§ **Work to complete**: In the listing below, locate the lines bearing the word "image". Copy every one of them.

(Entries from a visual dataset)
*-*-*
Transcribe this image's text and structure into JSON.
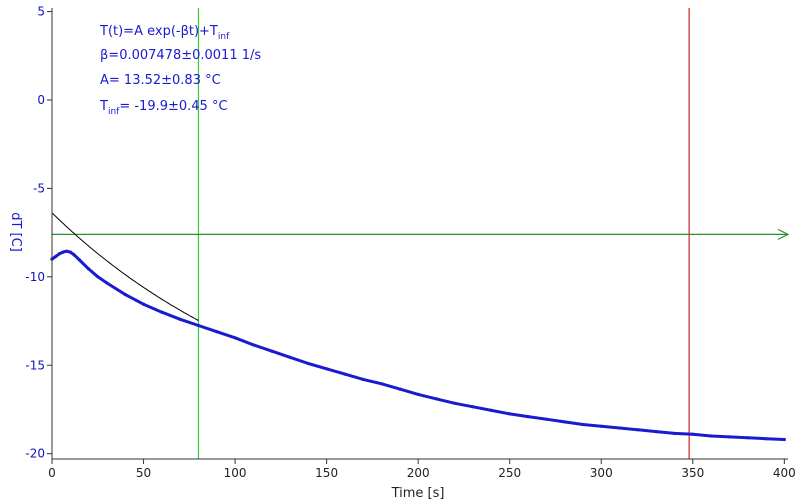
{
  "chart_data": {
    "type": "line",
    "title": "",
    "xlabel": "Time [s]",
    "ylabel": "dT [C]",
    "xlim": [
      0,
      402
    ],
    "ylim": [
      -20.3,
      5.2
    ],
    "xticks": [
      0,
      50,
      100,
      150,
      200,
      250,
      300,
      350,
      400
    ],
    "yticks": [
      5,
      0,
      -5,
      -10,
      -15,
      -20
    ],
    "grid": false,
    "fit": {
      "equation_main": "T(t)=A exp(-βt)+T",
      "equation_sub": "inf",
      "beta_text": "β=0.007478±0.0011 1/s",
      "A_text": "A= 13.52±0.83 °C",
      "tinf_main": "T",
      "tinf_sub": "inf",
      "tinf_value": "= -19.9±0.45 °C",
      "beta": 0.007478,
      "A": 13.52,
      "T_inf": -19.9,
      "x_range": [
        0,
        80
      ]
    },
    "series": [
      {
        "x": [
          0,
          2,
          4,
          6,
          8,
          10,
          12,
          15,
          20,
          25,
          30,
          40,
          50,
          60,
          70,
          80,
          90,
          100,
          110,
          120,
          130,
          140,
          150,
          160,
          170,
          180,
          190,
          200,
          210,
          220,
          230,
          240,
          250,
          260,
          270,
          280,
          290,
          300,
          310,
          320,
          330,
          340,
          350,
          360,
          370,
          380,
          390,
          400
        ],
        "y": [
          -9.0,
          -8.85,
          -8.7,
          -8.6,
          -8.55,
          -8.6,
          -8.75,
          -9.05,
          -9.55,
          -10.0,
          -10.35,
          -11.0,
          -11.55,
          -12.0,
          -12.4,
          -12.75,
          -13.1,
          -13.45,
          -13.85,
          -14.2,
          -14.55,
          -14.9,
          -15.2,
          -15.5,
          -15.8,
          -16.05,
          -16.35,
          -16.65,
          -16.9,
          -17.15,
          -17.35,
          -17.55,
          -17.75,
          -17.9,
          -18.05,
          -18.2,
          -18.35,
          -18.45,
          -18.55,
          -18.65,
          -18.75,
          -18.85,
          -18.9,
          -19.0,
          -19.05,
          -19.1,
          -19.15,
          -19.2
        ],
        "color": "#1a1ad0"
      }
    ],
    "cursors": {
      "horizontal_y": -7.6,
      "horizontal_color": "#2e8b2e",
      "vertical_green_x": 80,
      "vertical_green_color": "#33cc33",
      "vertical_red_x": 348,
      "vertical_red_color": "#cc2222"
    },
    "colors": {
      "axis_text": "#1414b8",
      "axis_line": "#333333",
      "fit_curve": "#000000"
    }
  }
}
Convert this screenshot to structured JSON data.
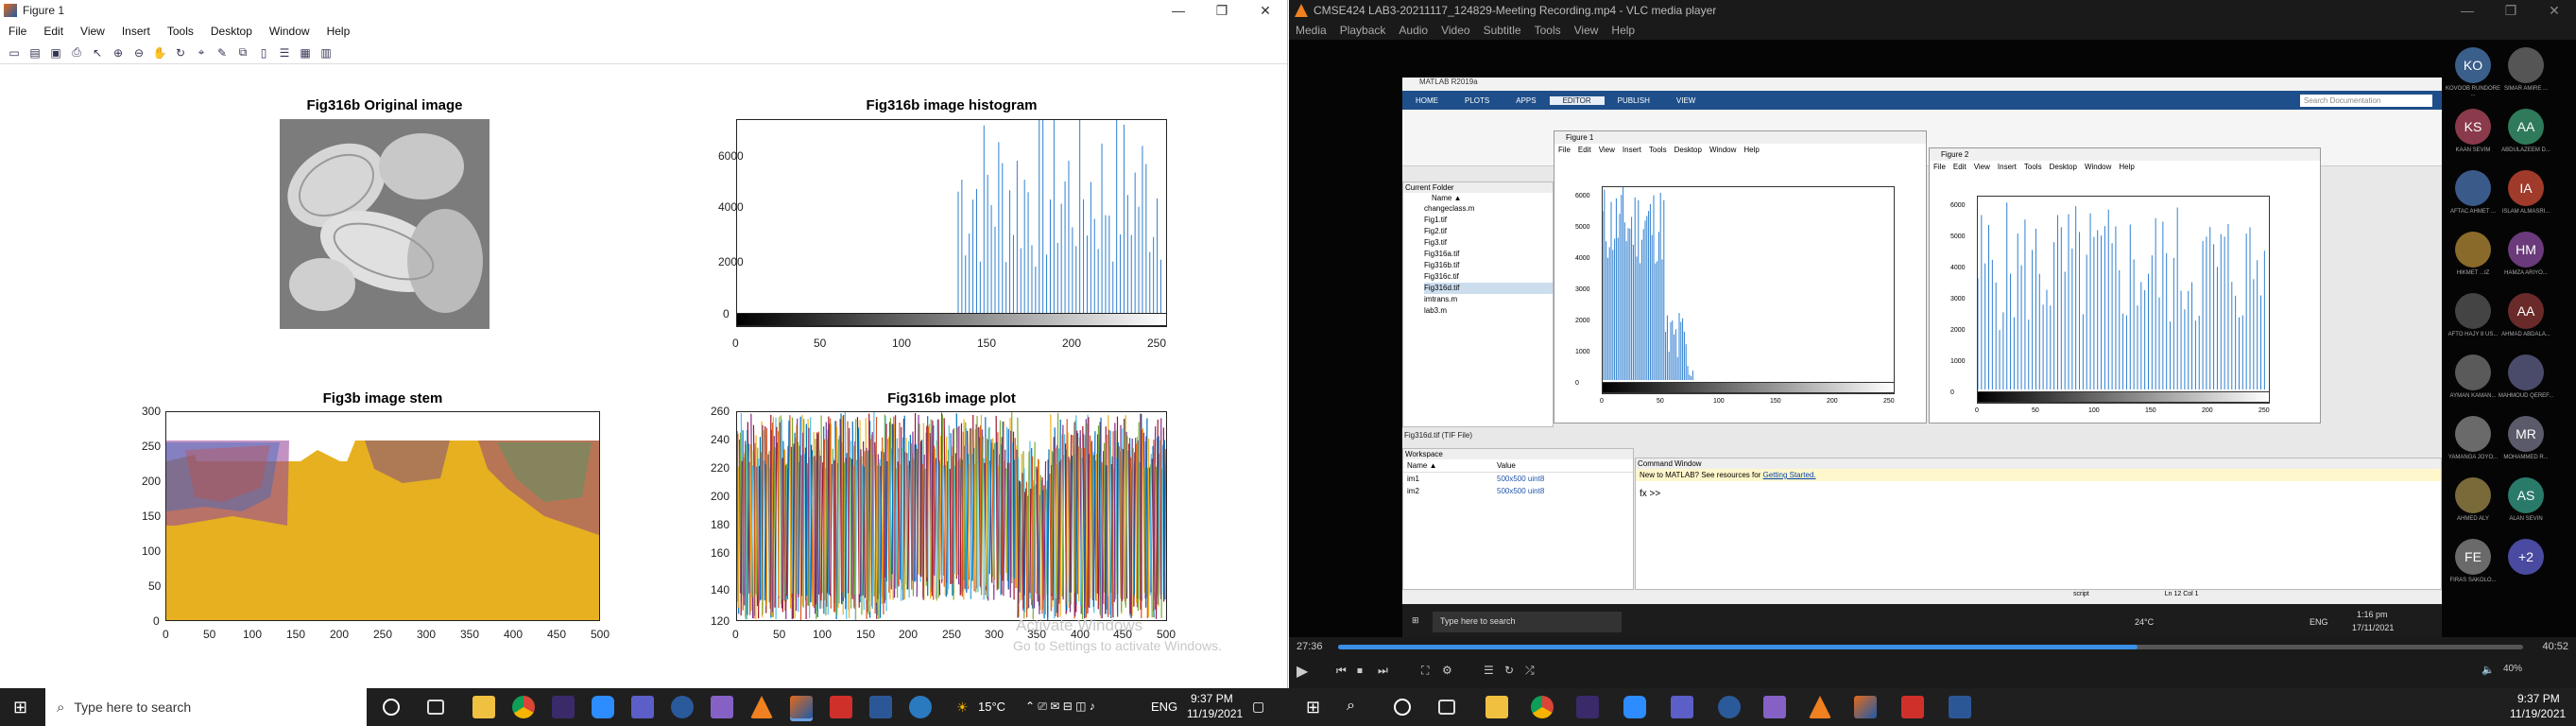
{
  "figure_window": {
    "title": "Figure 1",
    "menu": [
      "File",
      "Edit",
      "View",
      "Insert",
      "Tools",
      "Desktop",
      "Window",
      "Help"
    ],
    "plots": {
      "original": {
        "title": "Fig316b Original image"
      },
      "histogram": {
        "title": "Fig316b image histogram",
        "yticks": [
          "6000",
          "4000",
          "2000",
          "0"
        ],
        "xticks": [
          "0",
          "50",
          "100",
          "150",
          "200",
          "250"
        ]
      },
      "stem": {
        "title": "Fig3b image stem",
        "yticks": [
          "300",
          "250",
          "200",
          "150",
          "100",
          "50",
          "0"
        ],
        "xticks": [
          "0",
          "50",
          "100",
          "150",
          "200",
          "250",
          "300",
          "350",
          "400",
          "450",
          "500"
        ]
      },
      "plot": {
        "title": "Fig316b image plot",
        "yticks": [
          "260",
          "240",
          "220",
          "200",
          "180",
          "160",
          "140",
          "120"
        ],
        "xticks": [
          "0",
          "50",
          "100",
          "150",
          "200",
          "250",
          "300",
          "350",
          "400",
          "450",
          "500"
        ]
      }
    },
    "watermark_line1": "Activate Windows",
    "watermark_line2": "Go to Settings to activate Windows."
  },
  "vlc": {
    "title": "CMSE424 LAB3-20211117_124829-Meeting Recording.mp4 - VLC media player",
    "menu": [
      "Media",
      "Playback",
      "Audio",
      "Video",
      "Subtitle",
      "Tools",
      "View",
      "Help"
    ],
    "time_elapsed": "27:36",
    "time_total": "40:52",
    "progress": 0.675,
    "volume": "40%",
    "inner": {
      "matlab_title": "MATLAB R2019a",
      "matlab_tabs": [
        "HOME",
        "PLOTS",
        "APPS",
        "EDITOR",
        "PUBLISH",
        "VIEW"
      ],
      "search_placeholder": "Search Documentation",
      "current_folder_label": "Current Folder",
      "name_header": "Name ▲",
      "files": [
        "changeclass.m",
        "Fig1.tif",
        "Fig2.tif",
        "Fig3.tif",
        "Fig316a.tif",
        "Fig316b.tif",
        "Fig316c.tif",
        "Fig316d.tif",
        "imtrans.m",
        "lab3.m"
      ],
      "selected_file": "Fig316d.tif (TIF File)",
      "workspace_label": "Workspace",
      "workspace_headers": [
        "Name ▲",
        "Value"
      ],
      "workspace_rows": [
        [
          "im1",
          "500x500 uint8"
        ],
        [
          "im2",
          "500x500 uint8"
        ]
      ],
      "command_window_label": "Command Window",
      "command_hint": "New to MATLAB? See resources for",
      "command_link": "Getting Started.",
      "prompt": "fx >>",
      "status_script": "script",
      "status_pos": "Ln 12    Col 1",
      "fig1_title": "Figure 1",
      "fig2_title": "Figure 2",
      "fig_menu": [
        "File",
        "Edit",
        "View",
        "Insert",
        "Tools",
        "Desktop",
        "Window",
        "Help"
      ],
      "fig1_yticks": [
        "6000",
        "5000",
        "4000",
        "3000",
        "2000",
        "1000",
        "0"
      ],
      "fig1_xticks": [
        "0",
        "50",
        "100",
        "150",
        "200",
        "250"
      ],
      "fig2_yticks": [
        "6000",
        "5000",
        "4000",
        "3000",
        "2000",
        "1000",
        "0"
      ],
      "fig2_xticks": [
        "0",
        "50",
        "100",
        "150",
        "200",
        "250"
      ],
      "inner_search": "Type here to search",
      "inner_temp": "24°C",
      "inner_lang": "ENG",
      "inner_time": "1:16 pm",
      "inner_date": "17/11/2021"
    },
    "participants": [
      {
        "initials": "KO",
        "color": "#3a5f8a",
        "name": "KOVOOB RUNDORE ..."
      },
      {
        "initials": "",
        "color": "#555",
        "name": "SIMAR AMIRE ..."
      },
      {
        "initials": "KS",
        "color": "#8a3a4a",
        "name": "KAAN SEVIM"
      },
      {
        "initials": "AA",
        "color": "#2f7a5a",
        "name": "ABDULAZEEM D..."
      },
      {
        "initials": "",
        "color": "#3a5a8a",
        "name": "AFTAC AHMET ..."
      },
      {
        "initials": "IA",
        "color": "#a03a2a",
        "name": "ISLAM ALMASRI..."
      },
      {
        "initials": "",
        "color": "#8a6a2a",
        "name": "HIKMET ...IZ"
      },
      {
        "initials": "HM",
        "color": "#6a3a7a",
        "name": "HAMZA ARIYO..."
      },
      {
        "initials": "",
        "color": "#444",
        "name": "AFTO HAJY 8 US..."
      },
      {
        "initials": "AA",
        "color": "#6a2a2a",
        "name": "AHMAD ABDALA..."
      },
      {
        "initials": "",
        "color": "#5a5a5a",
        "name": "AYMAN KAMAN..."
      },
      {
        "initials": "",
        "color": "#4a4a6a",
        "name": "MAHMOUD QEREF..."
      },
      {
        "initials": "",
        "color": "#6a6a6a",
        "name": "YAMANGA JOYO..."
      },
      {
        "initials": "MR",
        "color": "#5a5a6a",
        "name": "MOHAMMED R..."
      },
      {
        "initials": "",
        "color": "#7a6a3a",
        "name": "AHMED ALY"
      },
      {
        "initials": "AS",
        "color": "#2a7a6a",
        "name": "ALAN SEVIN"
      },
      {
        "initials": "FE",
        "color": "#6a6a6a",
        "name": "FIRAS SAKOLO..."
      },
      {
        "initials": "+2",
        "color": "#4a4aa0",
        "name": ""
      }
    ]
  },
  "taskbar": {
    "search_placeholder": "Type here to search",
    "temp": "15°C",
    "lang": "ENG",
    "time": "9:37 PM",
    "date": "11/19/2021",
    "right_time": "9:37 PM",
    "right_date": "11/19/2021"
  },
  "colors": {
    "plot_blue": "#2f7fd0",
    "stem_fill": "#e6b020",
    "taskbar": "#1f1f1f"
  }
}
*-*-*
§ **Exercise answer**:
Transcribe this image's text and structure into JSON.
        "title": "Fig316b Original image"
        "title": "Fig316b image histogram",
        "title": "Fig3b image stem",
        "title": "Fig316b image plot",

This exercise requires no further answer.